### DATA FOR THE TASK
• • • • • • •

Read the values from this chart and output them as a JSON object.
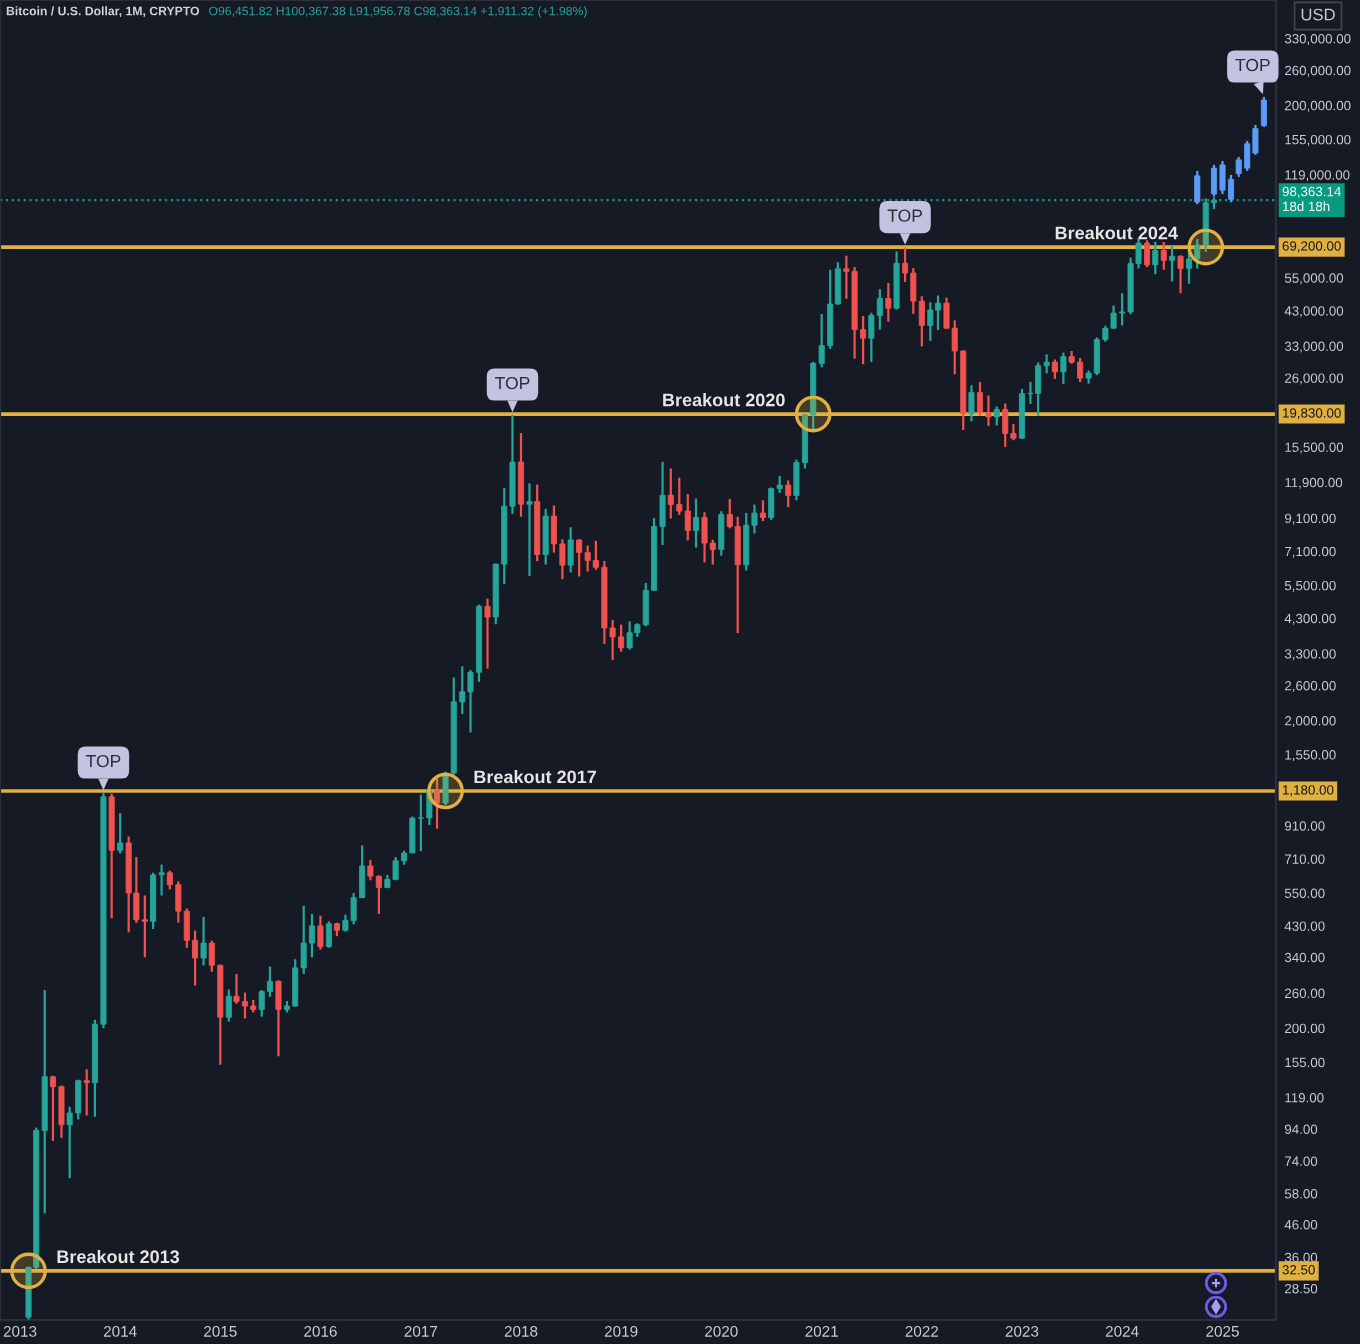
{
  "chart_data": {
    "type": "candlestick",
    "title": "Bitcoin / U.S. Dollar, 1M, CRYPTO",
    "subtitle": "O96,451.82 H100,367.38 L91,956.78 C98,363.14 +1,911.32 (+1.98%)",
    "ylabel": "USD",
    "log": true,
    "xlim": [
      "2012-10-20",
      "2025-07-15"
    ],
    "xticks": [
      "2013",
      "2014",
      "2015",
      "2016",
      "2017",
      "2018",
      "2019",
      "2020",
      "2021",
      "2022",
      "2023",
      "2024",
      "2025"
    ],
    "ylim": [
      22.5,
      440000
    ],
    "yticks": [
      {
        "value": 28.5,
        "label": "28.50"
      },
      {
        "value": 36,
        "label": "36.00"
      },
      {
        "value": 46,
        "label": "46.00"
      },
      {
        "value": 58,
        "label": "58.00"
      },
      {
        "value": 74,
        "label": "74.00"
      },
      {
        "value": 94,
        "label": "94.00"
      },
      {
        "value": 119,
        "label": "119.00"
      },
      {
        "value": 155,
        "label": "155.00"
      },
      {
        "value": 200,
        "label": "200.00"
      },
      {
        "value": 260,
        "label": "260.00"
      },
      {
        "value": 340,
        "label": "340.00"
      },
      {
        "value": 430,
        "label": "430.00"
      },
      {
        "value": 550,
        "label": "550.00"
      },
      {
        "value": 710,
        "label": "710.00"
      },
      {
        "value": 910,
        "label": "910.00"
      },
      {
        "value": 1550,
        "label": "1,550.00"
      },
      {
        "value": 2000,
        "label": "2,000.00"
      },
      {
        "value": 2600,
        "label": "2,600.00"
      },
      {
        "value": 3300,
        "label": "3,300.00"
      },
      {
        "value": 4300,
        "label": "4,300.00"
      },
      {
        "value": 5500,
        "label": "5,500.00"
      },
      {
        "value": 7100,
        "label": "7,100.00"
      },
      {
        "value": 9100,
        "label": "9,100.00"
      },
      {
        "value": 11900,
        "label": "11,900.00"
      },
      {
        "value": 15500,
        "label": "15,500.00"
      },
      {
        "value": 26000,
        "label": "26,000.00"
      },
      {
        "value": 33000,
        "label": "33,000.00"
      },
      {
        "value": 43000,
        "label": "43,000.00"
      },
      {
        "value": 55000,
        "label": "55,000.00"
      },
      {
        "value": 119000,
        "label": "119,000.00"
      },
      {
        "value": 155000,
        "label": "155,000.00"
      },
      {
        "value": 200000,
        "label": "200,000.00"
      },
      {
        "value": 260000,
        "label": "260,000.00"
      },
      {
        "value": 330000,
        "label": "330,000.00"
      }
    ],
    "series": [
      {
        "color": "#26a69a",
        "x": [
          "2013-02",
          "2013-03",
          "2013-04",
          "2013-07",
          "2013-08",
          "2013-10",
          "2013-11",
          "2014-01",
          "2014-05",
          "2014-06",
          "2014-11",
          "2015-02",
          "2015-06",
          "2015-07",
          "2015-09",
          "2015-10",
          "2015-11",
          "2015-12",
          "2016-02",
          "2016-04",
          "2016-05",
          "2016-06",
          "2016-09",
          "2016-10",
          "2016-11",
          "2016-12",
          "2017-01",
          "2017-02",
          "2017-04",
          "2017-05",
          "2017-06",
          "2017-07",
          "2017-08",
          "2017-10",
          "2017-11",
          "2017-12",
          "2018-02",
          "2018-04",
          "2018-07",
          "2019-02",
          "2019-03",
          "2019-04",
          "2019-05",
          "2019-06",
          "2019-10",
          "2020-01",
          "2020-04",
          "2020-05",
          "2020-07",
          "2020-08",
          "2020-10",
          "2020-11",
          "2020-12",
          "2021-01",
          "2021-02",
          "2021-03",
          "2021-07",
          "2021-08",
          "2021-10",
          "2022-02",
          "2022-03",
          "2022-07",
          "2022-10",
          "2023-01",
          "2023-02",
          "2023-03",
          "2023-04",
          "2023-06",
          "2023-09",
          "2023-10",
          "2023-11",
          "2023-12",
          "2024-01",
          "2024-02",
          "2024-03",
          "2024-05",
          "2024-07",
          "2024-09",
          "2024-10",
          "2024-11",
          "2024-12"
        ],
        "ohlc": [
          [
            23.0,
            33.5,
            22.6,
            33.4
          ],
          [
            33.4,
            95,
            33,
            93
          ],
          [
            93,
            266,
            50,
            139
          ],
          [
            97,
            111,
            65,
            106
          ],
          [
            106,
            136,
            101,
            135
          ],
          [
            133,
            213,
            103,
            206
          ],
          [
            206,
            1163,
            200,
            1130
          ],
          [
            757,
            1000,
            740,
            800
          ],
          [
            445,
            640,
            420,
            630
          ],
          [
            630,
            680,
            540,
            640
          ],
          [
            338,
            460,
            320,
            378
          ],
          [
            217,
            267,
            210,
            254
          ],
          [
            230,
            266,
            218,
            263
          ],
          [
            263,
            317,
            253,
            284
          ],
          [
            230,
            245,
            225,
            236
          ],
          [
            236,
            335,
            235,
            314
          ],
          [
            314,
            500,
            300,
            378
          ],
          [
            378,
            470,
            340,
            430
          ],
          [
            368,
            445,
            365,
            437
          ],
          [
            416,
            468,
            412,
            448
          ],
          [
            448,
            550,
            435,
            531
          ],
          [
            531,
            785,
            530,
            673
          ],
          [
            573,
            630,
            570,
            609
          ],
          [
            609,
            720,
            605,
            700
          ],
          [
            700,
            755,
            680,
            742
          ],
          [
            742,
            975,
            742,
            963
          ],
          [
            963,
            1150,
            752,
            965
          ],
          [
            965,
            1200,
            915,
            1190
          ],
          [
            1080,
            1365,
            1060,
            1350
          ],
          [
            1350,
            2760,
            1335,
            2300
          ],
          [
            2300,
            3000,
            2100,
            2480
          ],
          [
            2480,
            2920,
            1830,
            2870
          ],
          [
            2870,
            4760,
            2670,
            4700
          ],
          [
            4340,
            6470,
            4110,
            6450
          ],
          [
            6450,
            11400,
            5550,
            9950
          ],
          [
            9950,
            19700,
            9400,
            13850
          ],
          [
            10100,
            11800,
            5900,
            10300
          ],
          [
            6930,
            9750,
            6430,
            9240
          ],
          [
            6400,
            8500,
            6060,
            7730
          ],
          [
            3450,
            4200,
            3400,
            3860
          ],
          [
            3860,
            4140,
            3740,
            4100
          ],
          [
            4100,
            5600,
            4050,
            5300
          ],
          [
            5300,
            9100,
            5280,
            8550
          ],
          [
            8550,
            13880,
            7440,
            10800
          ],
          [
            8300,
            10540,
            7300,
            9150
          ],
          [
            7200,
            9580,
            6870,
            9350
          ],
          [
            6420,
            9460,
            6150,
            8630
          ],
          [
            8630,
            10070,
            8110,
            9450
          ],
          [
            9140,
            11450,
            8980,
            11350
          ],
          [
            11350,
            12480,
            10990,
            11650
          ],
          [
            10780,
            14100,
            10400,
            13800
          ],
          [
            13800,
            19850,
            13200,
            19700
          ],
          [
            19700,
            29300,
            17600,
            28990
          ],
          [
            28990,
            41950,
            28130,
            33100
          ],
          [
            33100,
            58350,
            32300,
            45200
          ],
          [
            45200,
            61780,
            45000,
            58800
          ],
          [
            35000,
            42300,
            29300,
            41500
          ],
          [
            41500,
            50500,
            37300,
            47100
          ],
          [
            43800,
            67000,
            43300,
            61300
          ],
          [
            38500,
            45800,
            34300,
            43200
          ],
          [
            43200,
            48200,
            37200,
            45500
          ],
          [
            19900,
            24600,
            18800,
            23300
          ],
          [
            19400,
            21000,
            18200,
            20500
          ],
          [
            16550,
            23950,
            16500,
            23100
          ],
          [
            23100,
            25250,
            21400,
            23150
          ],
          [
            23150,
            29200,
            19550,
            28500
          ],
          [
            28500,
            31000,
            26900,
            29250
          ],
          [
            27200,
            31400,
            24800,
            30500
          ],
          [
            25950,
            27500,
            24900,
            26950
          ],
          [
            26950,
            35200,
            26550,
            34650
          ],
          [
            34650,
            38400,
            34100,
            37700
          ],
          [
            37700,
            44700,
            37600,
            42250
          ],
          [
            42250,
            48970,
            38500,
            42600
          ],
          [
            42600,
            64000,
            41900,
            61200
          ],
          [
            61200,
            73800,
            59000,
            71300
          ],
          [
            60600,
            72000,
            56500,
            67500
          ],
          [
            62700,
            70000,
            53500,
            64600
          ],
          [
            59000,
            66500,
            52600,
            63300
          ],
          [
            63300,
            73600,
            58900,
            70300
          ],
          [
            70300,
            99600,
            66800,
            96450
          ],
          [
            96451.82,
            100367.38,
            91956.78,
            98363.14
          ]
        ]
      },
      {
        "color": "#ef5350",
        "x": [
          "2013-05",
          "2013-06",
          "2013-09",
          "2013-12",
          "2014-02",
          "2014-03",
          "2014-04",
          "2014-07",
          "2014-08",
          "2014-09",
          "2014-10",
          "2014-12",
          "2015-01",
          "2015-03",
          "2015-04",
          "2015-05",
          "2015-08",
          "2016-01",
          "2016-03",
          "2016-07",
          "2016-08",
          "2017-03",
          "2017-09",
          "2018-01",
          "2018-03",
          "2018-05",
          "2018-06",
          "2018-08",
          "2018-09",
          "2018-10",
          "2018-11",
          "2018-12",
          "2019-01",
          "2019-07",
          "2019-08",
          "2019-09",
          "2019-11",
          "2019-12",
          "2020-02",
          "2020-03",
          "2020-06",
          "2020-09",
          "2021-04",
          "2021-05",
          "2021-06",
          "2021-09",
          "2021-11",
          "2021-12",
          "2022-01",
          "2022-04",
          "2022-05",
          "2022-06",
          "2022-08",
          "2022-09",
          "2022-11",
          "2022-12",
          "2023-05",
          "2023-07",
          "2023-08",
          "2024-04",
          "2024-06",
          "2024-08"
        ],
        "ohlc": [
          [
            139,
            140,
            86,
            129
          ],
          [
            129,
            130,
            88,
            97
          ],
          [
            135,
            147,
            104,
            133
          ],
          [
            1130,
            1156,
            455,
            757
          ],
          [
            800,
            840,
            410,
            550
          ],
          [
            550,
            720,
            440,
            450
          ],
          [
            450,
            540,
            340,
            445
          ],
          [
            640,
            650,
            565,
            585
          ],
          [
            585,
            600,
            440,
            480
          ],
          [
            480,
            490,
            365,
            386
          ],
          [
            386,
            415,
            275,
            338
          ],
          [
            378,
            385,
            305,
            320
          ],
          [
            320,
            322,
            152,
            217
          ],
          [
            254,
            300,
            240,
            244
          ],
          [
            244,
            261,
            215,
            236
          ],
          [
            236,
            247,
            225,
            230
          ],
          [
            284,
            286,
            162,
            230
          ],
          [
            430,
            464,
            360,
            368
          ],
          [
            437,
            440,
            398,
            416
          ],
          [
            673,
            705,
            605,
            624
          ],
          [
            624,
            627,
            470,
            573
          ],
          [
            1190,
            1330,
            890,
            1080
          ],
          [
            4700,
            4980,
            2950,
            4340
          ],
          [
            13850,
            17200,
            9200,
            10100
          ],
          [
            10300,
            11700,
            6600,
            6930
          ],
          [
            9240,
            10000,
            7030,
            7500
          ],
          [
            7500,
            7770,
            5760,
            6400
          ],
          [
            7730,
            7760,
            5880,
            7030
          ],
          [
            7030,
            7410,
            6100,
            6630
          ],
          [
            6630,
            7680,
            6180,
            6300
          ],
          [
            6300,
            6600,
            3550,
            4000
          ],
          [
            4000,
            4240,
            3150,
            3740
          ],
          [
            3740,
            4100,
            3350,
            3450
          ],
          [
            10800,
            13200,
            9070,
            10080
          ],
          [
            10080,
            12320,
            9320,
            9600
          ],
          [
            9600,
            10900,
            7700,
            8300
          ],
          [
            9150,
            9510,
            6530,
            7550
          ],
          [
            7550,
            7740,
            6430,
            7200
          ],
          [
            9350,
            10500,
            8430,
            8550
          ],
          [
            8550,
            9190,
            3850,
            6420
          ],
          [
            9450,
            10400,
            8900,
            9140
          ],
          [
            11650,
            12070,
            9880,
            10780
          ],
          [
            58800,
            64900,
            47000,
            57700
          ],
          [
            57700,
            59600,
            30000,
            37300
          ],
          [
            37300,
            41300,
            28800,
            35000
          ],
          [
            47100,
            52900,
            39600,
            43800
          ],
          [
            61300,
            69000,
            53300,
            57000
          ],
          [
            57000,
            59100,
            42000,
            46200
          ],
          [
            46200,
            47900,
            32900,
            38500
          ],
          [
            45500,
            47400,
            37600,
            37700
          ],
          [
            37700,
            40000,
            26700,
            31800
          ],
          [
            31800,
            31900,
            17600,
            19900
          ],
          [
            23300,
            25200,
            19600,
            20050
          ],
          [
            20050,
            22800,
            18150,
            19400
          ],
          [
            20500,
            21450,
            15500,
            17150
          ],
          [
            17150,
            18400,
            16300,
            16550
          ],
          [
            29250,
            29850,
            25800,
            27200
          ],
          [
            30500,
            31800,
            28900,
            29250
          ],
          [
            29250,
            30200,
            25200,
            25950
          ],
          [
            71300,
            72800,
            59600,
            60600
          ],
          [
            67500,
            71900,
            58400,
            62700
          ],
          [
            64600,
            65100,
            49000,
            59000
          ]
        ]
      },
      {
        "color": "#5b9cf6",
        "x": [
          "2024-10",
          "2024-12",
          "2025-01",
          "2025-02",
          "2025-03",
          "2025-04",
          "2025-05",
          "2025-06"
        ],
        "ohlc": [
          [
            97000,
            122400,
            95400,
            118000
          ],
          [
            103000,
            128000,
            101000,
            125000
          ],
          [
            106000,
            131900,
            102900,
            128000
          ],
          [
            99000,
            118800,
            96800,
            115000
          ],
          [
            120000,
            135900,
            117000,
            133000
          ],
          [
            125000,
            153300,
            122400,
            150000
          ],
          [
            140000,
            172700,
            138000,
            168000
          ],
          [
            172000,
            213000,
            170100,
            208000
          ]
        ]
      }
    ],
    "ref_lines": [
      {
        "axis": "y",
        "value": 32.5,
        "label": "32.50",
        "color": "#e0b040"
      },
      {
        "axis": "y",
        "value": 1180,
        "label": "1,180.00",
        "color": "#e0b040"
      },
      {
        "axis": "y",
        "value": 19830,
        "label": "19,830.00",
        "color": "#e0b040"
      },
      {
        "axis": "y",
        "value": 69200,
        "label": "69,200.00",
        "color": "#e0b040"
      },
      {
        "axis": "y",
        "value": 98363.14,
        "label": "98,363.14\n18d 18h",
        "color": "#089981",
        "line_style": "dotted"
      }
    ],
    "annotations": [
      {
        "text": "Breakout 2013",
        "x": "2013-02",
        "y": 32.5
      },
      {
        "text": "Breakout 2017",
        "x": "2017-04",
        "y": 1180
      },
      {
        "text": "Breakout 2020",
        "x": "2020-12",
        "y": 19830
      },
      {
        "text": "Breakout 2024",
        "x": "2024-11",
        "y": 69200
      },
      {
        "text": "TOP",
        "x": "2013-11",
        "y": 1163
      },
      {
        "text": "TOP",
        "x": "2017-12",
        "y": 19700
      },
      {
        "text": "TOP",
        "x": "2021-11",
        "y": 69000
      },
      {
        "text": "TOP",
        "x": "2025-06",
        "y": 213000
      }
    ]
  }
}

• • • • • • •

Which lines include the word "Breakout"? Copy every one of them.

### SOLUTION FOR THIS PROBLEM
        "text": "Breakout 2013",
        "text": "Breakout 2017",
        "text": "Breakout 2020",
        "text": "Breakout 2024",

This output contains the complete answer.